**Required task**
Copy, from the entries below, each line in which the string "favorites" appears.

(Collected data entries)
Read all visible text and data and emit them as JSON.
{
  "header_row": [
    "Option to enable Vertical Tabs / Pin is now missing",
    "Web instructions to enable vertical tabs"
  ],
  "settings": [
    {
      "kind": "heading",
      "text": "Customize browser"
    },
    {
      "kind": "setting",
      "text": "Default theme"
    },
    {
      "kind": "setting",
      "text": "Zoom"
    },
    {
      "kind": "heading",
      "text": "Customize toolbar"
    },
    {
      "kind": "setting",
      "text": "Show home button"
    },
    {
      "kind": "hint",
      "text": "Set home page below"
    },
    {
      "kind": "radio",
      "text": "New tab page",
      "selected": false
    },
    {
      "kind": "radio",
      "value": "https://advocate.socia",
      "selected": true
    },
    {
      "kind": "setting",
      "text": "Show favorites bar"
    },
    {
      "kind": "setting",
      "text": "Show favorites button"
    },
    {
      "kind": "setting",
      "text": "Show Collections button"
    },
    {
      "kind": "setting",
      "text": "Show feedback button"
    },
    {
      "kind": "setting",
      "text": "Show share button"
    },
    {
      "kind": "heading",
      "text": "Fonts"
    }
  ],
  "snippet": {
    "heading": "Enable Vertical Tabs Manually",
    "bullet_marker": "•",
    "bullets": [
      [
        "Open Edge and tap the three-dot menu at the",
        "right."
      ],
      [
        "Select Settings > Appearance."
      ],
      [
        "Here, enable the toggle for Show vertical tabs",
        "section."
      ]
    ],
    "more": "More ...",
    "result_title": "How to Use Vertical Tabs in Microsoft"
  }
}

==

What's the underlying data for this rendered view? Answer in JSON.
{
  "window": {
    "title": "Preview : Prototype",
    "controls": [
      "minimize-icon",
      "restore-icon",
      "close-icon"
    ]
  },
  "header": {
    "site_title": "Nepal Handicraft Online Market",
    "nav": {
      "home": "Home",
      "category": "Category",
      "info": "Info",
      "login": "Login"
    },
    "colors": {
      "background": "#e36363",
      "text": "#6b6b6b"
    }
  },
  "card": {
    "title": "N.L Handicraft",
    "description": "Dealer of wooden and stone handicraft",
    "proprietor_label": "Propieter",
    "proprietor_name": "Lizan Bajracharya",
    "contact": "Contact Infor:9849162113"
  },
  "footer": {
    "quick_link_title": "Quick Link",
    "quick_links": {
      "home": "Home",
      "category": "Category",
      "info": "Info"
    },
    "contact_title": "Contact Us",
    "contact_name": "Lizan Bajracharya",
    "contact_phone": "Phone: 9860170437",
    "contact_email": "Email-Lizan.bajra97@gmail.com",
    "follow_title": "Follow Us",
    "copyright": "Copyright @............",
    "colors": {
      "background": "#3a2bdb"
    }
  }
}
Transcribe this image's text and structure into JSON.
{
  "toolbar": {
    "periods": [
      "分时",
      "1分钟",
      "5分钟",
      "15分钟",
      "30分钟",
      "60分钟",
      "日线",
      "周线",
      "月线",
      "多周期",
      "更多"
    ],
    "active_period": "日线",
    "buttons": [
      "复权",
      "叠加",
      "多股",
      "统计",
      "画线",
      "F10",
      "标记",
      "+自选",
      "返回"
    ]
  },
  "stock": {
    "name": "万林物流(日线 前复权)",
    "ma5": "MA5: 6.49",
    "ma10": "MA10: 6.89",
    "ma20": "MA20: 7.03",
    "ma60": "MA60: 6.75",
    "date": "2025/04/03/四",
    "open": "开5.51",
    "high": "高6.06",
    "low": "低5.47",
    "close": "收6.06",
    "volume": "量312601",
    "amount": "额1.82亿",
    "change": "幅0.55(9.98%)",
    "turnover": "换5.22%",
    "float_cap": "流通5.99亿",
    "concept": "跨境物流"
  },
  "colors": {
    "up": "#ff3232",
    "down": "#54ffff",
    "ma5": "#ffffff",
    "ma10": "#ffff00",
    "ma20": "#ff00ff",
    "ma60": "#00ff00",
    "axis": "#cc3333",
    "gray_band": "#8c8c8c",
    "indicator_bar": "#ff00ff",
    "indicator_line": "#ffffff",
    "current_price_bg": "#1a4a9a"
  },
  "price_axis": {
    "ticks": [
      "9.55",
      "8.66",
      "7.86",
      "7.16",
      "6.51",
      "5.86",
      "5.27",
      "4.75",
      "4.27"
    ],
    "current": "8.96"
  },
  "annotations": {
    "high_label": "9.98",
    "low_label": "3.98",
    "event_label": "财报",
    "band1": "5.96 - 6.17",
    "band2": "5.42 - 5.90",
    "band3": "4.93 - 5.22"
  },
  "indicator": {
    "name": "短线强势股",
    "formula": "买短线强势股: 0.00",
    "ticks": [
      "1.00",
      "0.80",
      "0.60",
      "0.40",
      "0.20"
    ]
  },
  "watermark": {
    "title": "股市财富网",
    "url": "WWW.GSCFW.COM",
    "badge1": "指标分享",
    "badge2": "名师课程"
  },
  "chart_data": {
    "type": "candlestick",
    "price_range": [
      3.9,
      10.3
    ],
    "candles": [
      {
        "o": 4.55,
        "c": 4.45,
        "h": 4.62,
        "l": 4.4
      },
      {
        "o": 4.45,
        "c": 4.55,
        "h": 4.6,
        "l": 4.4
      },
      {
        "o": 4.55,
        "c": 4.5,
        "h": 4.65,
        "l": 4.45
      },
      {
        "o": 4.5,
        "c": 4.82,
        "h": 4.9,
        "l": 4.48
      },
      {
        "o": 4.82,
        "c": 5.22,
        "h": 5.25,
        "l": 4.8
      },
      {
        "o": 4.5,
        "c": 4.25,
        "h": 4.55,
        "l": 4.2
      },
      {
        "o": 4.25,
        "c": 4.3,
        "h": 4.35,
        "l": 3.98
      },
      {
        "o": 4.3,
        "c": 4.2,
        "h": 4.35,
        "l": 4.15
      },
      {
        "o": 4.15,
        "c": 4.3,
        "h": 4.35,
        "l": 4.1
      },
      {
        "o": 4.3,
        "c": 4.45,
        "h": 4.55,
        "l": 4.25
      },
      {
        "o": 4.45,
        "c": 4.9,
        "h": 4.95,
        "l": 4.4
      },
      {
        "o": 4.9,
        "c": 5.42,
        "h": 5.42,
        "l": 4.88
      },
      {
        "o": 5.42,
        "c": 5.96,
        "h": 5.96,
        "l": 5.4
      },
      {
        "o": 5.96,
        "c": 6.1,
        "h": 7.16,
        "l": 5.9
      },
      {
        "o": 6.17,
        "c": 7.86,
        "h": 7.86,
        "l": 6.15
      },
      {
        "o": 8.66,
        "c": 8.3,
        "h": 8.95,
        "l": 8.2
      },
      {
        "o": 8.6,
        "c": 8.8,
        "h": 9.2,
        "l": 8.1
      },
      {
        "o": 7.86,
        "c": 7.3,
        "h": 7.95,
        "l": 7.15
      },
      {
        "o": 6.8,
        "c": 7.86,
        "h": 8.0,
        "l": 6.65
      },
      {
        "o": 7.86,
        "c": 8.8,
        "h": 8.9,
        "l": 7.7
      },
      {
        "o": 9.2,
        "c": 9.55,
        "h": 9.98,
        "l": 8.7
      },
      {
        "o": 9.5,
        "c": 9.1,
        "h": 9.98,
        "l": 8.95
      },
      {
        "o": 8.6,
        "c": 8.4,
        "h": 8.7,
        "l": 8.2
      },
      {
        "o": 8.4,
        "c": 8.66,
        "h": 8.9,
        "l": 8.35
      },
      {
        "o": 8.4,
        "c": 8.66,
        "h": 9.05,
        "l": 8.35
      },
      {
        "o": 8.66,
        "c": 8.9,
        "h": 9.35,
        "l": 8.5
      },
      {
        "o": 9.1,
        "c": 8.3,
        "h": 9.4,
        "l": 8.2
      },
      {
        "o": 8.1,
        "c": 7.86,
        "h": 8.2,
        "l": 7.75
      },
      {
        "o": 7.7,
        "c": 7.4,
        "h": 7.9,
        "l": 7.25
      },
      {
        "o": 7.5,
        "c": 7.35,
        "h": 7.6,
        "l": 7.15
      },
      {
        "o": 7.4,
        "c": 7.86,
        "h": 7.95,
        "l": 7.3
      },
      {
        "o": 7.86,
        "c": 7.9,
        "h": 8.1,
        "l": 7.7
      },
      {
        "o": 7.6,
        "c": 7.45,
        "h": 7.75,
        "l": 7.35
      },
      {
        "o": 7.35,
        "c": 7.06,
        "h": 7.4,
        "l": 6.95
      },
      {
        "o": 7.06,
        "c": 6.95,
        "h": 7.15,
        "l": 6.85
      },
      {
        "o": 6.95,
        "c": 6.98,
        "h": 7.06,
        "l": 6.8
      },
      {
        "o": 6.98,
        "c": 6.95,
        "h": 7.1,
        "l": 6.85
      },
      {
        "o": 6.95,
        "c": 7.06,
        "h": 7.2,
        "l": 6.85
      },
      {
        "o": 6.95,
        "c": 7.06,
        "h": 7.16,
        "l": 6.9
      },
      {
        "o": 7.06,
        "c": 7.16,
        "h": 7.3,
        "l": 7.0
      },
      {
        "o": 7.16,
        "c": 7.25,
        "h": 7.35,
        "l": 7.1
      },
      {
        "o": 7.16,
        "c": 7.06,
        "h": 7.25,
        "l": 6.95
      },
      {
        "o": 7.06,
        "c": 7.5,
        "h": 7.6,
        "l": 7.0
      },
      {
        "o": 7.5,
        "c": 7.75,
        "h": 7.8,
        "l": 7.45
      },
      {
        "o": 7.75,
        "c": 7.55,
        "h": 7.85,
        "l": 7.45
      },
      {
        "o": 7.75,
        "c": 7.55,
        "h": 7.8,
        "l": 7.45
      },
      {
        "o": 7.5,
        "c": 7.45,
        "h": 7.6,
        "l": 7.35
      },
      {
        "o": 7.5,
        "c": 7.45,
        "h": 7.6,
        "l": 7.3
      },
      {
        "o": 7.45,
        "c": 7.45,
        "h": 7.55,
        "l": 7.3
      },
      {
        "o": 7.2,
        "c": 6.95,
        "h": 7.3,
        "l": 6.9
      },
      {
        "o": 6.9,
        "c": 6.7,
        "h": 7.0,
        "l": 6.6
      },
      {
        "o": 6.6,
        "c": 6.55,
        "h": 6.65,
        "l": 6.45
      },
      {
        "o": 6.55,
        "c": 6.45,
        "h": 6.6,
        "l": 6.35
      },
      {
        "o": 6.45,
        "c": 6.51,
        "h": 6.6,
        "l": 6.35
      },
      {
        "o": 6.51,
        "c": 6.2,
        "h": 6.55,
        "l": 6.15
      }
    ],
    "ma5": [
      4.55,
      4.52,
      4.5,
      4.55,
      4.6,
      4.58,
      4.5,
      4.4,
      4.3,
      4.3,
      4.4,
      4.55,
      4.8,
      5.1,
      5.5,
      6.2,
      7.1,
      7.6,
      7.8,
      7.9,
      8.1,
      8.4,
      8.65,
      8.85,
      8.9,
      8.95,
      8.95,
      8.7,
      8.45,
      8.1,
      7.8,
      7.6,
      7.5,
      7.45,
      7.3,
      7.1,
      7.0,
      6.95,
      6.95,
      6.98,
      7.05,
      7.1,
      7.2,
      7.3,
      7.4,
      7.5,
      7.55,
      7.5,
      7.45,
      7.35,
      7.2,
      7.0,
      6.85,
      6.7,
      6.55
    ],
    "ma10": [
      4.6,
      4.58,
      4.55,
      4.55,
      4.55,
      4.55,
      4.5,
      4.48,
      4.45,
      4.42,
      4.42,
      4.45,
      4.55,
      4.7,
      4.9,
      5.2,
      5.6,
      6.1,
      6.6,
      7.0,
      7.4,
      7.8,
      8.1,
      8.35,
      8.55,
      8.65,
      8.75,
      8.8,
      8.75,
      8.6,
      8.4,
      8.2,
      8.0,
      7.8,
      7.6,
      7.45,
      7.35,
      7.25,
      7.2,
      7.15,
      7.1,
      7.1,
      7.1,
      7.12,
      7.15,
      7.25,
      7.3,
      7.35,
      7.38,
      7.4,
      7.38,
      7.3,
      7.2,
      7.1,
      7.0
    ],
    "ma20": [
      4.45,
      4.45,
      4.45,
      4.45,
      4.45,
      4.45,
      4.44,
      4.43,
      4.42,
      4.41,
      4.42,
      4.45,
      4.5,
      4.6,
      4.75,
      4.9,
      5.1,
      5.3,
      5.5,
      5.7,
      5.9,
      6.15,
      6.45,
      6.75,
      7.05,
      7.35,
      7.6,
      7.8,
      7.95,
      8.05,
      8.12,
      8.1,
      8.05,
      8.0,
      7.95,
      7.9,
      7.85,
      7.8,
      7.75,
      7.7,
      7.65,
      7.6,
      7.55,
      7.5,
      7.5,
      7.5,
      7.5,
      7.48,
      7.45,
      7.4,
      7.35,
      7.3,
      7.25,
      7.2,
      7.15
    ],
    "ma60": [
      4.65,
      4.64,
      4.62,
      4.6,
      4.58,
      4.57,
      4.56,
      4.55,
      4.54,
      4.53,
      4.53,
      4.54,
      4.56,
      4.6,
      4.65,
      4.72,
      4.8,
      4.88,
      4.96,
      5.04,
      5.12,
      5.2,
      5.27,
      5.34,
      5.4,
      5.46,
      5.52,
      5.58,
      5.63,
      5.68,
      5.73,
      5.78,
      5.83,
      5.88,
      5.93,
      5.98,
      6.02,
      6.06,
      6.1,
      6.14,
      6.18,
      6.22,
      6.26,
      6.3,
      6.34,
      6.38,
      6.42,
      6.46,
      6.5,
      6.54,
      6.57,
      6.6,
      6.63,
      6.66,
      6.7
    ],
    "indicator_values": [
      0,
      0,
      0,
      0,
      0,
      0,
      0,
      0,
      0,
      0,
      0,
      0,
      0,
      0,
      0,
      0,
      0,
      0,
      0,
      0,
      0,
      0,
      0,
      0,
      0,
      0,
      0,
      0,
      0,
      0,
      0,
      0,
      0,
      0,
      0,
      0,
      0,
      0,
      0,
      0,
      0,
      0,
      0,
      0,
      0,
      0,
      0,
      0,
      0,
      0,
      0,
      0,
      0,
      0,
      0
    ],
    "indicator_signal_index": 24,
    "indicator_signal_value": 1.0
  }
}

==

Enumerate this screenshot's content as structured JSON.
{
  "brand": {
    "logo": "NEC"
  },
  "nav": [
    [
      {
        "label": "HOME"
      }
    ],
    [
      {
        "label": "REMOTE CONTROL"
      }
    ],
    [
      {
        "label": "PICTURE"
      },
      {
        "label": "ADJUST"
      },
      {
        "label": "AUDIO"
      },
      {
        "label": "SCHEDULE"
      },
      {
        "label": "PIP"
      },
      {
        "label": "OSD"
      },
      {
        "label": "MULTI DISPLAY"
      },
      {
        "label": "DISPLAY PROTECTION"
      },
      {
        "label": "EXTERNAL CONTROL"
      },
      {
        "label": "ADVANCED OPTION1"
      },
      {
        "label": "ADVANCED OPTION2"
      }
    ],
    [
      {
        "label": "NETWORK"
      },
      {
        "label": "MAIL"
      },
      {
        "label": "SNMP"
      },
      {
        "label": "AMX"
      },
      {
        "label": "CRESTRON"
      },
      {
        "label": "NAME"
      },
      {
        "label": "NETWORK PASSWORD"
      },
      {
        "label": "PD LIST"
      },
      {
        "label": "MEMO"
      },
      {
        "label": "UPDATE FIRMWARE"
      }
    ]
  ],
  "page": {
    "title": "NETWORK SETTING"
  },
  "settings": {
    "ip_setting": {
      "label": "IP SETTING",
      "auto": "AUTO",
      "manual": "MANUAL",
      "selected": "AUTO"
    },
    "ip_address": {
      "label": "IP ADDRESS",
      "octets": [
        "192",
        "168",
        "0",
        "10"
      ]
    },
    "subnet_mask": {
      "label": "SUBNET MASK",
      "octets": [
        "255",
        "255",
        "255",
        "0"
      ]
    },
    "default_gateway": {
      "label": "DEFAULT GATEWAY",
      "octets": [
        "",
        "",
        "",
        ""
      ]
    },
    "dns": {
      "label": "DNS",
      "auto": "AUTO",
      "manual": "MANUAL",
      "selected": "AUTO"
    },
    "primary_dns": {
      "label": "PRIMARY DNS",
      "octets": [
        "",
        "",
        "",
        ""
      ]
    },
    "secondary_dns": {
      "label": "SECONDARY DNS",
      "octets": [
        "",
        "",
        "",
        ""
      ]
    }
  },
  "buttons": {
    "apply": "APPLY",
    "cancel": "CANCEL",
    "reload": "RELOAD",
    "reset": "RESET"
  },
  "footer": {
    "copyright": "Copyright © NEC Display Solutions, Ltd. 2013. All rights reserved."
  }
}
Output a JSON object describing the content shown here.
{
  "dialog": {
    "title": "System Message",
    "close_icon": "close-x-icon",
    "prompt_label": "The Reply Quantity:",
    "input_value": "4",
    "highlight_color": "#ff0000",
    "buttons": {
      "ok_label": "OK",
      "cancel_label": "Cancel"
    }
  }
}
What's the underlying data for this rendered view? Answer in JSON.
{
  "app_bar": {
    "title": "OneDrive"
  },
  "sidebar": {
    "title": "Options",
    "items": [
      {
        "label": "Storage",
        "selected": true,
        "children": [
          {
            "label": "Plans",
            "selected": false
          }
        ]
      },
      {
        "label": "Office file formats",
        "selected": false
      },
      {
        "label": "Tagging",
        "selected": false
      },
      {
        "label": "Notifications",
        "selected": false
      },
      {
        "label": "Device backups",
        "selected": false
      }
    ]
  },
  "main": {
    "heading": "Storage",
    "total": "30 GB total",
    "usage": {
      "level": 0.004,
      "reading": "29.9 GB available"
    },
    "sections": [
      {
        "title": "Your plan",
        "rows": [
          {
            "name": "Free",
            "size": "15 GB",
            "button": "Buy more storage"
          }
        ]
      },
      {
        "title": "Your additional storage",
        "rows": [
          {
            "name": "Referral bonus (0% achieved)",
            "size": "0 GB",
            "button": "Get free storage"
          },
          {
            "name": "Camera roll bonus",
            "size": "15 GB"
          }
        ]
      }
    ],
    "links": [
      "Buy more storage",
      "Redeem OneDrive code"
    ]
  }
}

**Right answer**
      "text": "Show favorites bar"
      "text": "Show favorites button"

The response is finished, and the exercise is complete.